### Objective
Rewrite the items starting with the line containing "Itemize the components" and going on through the line containing "period-value: 9 bbox=[151, 589, 157, 600]", replacing "wind-bar" with "wind-speed-bar" and leaving everything else unchanged. Give only those lines, and leave the pictures out.

### Extracted material
Begin

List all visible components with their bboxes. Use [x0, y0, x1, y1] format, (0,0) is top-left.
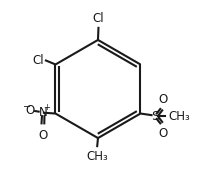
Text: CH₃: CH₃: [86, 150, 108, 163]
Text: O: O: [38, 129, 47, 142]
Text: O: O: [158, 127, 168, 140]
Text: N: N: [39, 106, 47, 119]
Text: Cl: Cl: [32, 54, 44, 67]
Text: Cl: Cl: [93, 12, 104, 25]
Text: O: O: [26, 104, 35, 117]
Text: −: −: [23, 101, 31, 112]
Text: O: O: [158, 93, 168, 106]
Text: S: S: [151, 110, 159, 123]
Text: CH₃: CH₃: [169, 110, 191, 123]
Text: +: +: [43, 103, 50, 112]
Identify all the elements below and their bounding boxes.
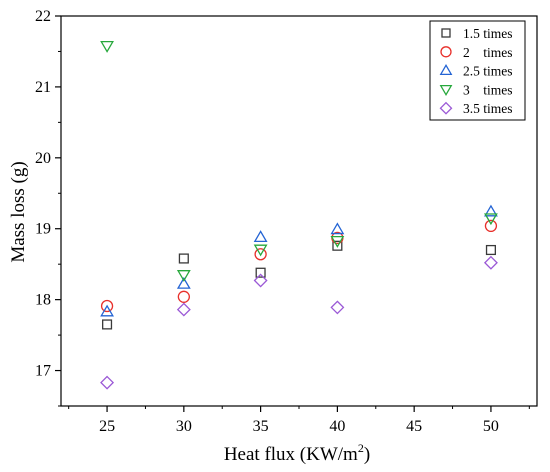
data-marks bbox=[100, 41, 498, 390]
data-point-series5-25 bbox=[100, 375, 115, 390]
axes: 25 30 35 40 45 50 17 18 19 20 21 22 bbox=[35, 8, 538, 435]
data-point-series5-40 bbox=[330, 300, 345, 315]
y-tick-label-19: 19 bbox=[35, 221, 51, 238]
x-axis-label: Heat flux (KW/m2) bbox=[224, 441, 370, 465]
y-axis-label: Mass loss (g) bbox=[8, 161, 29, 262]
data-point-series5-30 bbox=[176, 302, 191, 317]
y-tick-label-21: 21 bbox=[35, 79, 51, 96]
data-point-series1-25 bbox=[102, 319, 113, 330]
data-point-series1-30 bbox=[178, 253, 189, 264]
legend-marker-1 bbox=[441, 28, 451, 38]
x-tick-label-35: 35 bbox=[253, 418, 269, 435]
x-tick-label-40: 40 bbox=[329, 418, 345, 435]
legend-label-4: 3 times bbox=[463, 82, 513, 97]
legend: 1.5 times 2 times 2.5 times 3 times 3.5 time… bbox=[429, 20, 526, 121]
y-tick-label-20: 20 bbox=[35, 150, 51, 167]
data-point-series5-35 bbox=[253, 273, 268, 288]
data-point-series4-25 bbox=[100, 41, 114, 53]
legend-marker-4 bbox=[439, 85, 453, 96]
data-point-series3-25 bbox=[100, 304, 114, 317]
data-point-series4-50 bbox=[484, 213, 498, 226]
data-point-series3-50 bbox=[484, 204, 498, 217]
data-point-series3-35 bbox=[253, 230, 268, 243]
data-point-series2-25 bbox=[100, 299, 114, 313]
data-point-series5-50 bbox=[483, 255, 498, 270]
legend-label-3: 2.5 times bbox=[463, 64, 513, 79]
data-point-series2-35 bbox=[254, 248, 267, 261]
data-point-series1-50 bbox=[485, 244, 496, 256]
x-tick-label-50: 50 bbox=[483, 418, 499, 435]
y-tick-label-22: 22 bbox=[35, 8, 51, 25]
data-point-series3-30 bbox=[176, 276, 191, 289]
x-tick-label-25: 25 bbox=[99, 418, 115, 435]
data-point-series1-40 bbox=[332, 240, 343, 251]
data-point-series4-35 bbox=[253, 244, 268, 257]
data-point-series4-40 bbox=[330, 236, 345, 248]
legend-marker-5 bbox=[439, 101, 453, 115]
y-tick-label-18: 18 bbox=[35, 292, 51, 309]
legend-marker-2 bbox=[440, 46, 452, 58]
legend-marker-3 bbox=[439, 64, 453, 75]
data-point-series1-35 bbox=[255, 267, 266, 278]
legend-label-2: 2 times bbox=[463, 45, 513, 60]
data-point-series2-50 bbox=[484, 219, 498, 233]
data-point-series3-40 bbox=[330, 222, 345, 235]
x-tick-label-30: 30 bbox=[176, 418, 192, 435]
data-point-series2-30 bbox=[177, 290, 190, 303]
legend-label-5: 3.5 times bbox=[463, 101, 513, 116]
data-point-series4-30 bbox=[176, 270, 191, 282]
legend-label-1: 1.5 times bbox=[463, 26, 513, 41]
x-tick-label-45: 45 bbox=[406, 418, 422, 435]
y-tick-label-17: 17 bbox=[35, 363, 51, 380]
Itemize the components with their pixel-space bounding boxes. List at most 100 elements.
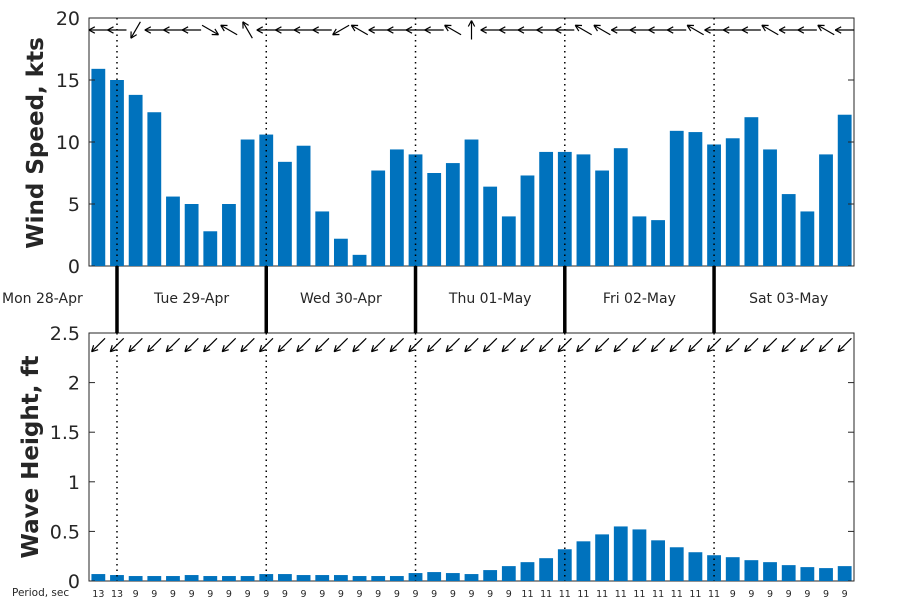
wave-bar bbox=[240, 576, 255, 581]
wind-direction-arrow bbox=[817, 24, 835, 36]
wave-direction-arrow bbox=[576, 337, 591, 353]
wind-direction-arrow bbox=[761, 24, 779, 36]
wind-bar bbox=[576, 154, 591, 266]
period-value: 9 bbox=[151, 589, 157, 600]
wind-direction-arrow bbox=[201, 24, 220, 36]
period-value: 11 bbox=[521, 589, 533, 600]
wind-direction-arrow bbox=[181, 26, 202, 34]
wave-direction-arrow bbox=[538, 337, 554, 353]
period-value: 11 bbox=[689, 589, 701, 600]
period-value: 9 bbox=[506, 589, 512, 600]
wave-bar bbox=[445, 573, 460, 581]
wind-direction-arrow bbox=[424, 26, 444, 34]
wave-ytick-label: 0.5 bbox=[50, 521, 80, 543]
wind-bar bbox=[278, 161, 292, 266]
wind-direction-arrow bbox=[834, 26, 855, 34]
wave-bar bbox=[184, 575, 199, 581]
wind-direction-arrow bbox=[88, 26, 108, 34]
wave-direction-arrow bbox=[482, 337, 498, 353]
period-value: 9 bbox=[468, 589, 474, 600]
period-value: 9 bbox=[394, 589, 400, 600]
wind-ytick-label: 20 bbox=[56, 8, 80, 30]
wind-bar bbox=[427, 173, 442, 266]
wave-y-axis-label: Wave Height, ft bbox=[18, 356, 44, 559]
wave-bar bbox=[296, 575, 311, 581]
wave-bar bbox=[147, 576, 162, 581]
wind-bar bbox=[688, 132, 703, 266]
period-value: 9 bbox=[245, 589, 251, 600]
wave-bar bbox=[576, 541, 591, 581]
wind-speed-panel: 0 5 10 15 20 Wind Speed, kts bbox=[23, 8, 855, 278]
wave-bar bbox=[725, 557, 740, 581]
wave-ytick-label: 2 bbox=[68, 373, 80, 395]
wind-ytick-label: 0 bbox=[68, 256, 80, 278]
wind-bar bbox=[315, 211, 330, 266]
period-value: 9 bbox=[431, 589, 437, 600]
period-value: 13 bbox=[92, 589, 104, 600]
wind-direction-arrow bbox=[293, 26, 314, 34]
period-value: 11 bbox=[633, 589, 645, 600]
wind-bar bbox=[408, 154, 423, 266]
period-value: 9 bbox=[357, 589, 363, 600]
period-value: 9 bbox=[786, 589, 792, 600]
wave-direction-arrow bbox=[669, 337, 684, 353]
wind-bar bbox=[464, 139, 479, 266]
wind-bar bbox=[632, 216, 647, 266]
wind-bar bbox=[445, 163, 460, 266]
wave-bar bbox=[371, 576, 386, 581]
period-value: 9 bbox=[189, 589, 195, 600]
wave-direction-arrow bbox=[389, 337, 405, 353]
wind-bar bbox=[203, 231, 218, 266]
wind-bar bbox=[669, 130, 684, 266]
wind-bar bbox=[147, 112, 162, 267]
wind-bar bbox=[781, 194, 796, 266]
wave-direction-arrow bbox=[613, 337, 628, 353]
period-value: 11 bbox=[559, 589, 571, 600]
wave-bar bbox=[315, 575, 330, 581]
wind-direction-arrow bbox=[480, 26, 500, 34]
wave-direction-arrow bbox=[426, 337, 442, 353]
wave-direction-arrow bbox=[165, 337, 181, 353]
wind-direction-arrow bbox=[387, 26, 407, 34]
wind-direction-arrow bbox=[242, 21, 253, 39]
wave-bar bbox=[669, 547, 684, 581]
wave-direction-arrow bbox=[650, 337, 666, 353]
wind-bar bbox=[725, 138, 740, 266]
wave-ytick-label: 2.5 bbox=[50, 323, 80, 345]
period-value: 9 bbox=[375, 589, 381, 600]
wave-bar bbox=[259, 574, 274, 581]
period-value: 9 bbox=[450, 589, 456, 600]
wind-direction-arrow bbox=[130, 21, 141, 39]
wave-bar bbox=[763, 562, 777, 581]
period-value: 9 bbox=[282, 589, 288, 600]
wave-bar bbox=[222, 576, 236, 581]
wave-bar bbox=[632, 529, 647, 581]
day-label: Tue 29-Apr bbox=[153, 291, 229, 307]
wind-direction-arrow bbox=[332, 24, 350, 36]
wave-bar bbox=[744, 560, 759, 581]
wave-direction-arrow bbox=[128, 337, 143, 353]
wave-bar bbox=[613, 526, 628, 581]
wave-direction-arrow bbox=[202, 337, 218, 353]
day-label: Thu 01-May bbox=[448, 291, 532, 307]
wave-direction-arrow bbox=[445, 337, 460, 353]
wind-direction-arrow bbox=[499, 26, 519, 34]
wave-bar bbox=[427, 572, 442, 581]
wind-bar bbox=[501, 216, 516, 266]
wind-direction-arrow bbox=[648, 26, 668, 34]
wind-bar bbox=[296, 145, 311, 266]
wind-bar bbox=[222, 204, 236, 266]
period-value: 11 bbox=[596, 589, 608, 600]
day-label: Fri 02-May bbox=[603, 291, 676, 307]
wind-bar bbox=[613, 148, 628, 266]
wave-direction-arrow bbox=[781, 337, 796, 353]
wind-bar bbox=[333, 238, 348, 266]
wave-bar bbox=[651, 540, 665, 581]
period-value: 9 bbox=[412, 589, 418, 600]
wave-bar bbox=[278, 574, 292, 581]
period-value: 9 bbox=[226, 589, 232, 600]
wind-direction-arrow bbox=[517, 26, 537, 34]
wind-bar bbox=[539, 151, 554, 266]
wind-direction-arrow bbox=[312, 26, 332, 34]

End
Begin

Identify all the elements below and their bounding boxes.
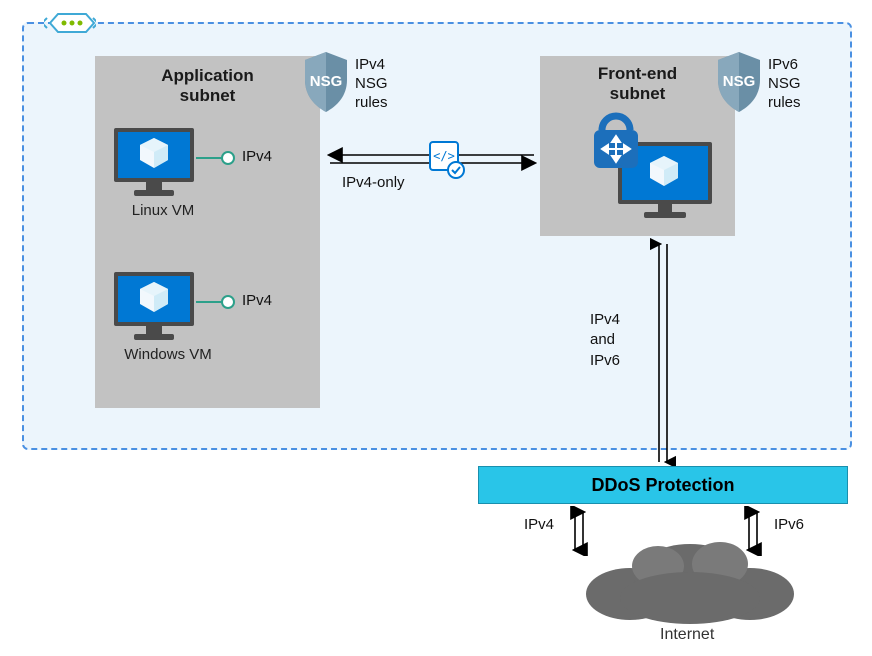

End

### Exercise output
Itemize the components with their pixel-space bounding boxes. List at most 100 elements.
wave-bar bbox=[240, 576, 255, 581]
wind-direction-arrow bbox=[817, 24, 835, 36]
wave-direction-arrow bbox=[576, 337, 591, 353]
wind-direction-arrow bbox=[761, 24, 779, 36]
wind-speed-bar bbox=[576, 154, 591, 266]
period-value: 9 bbox=[151, 589, 157, 600]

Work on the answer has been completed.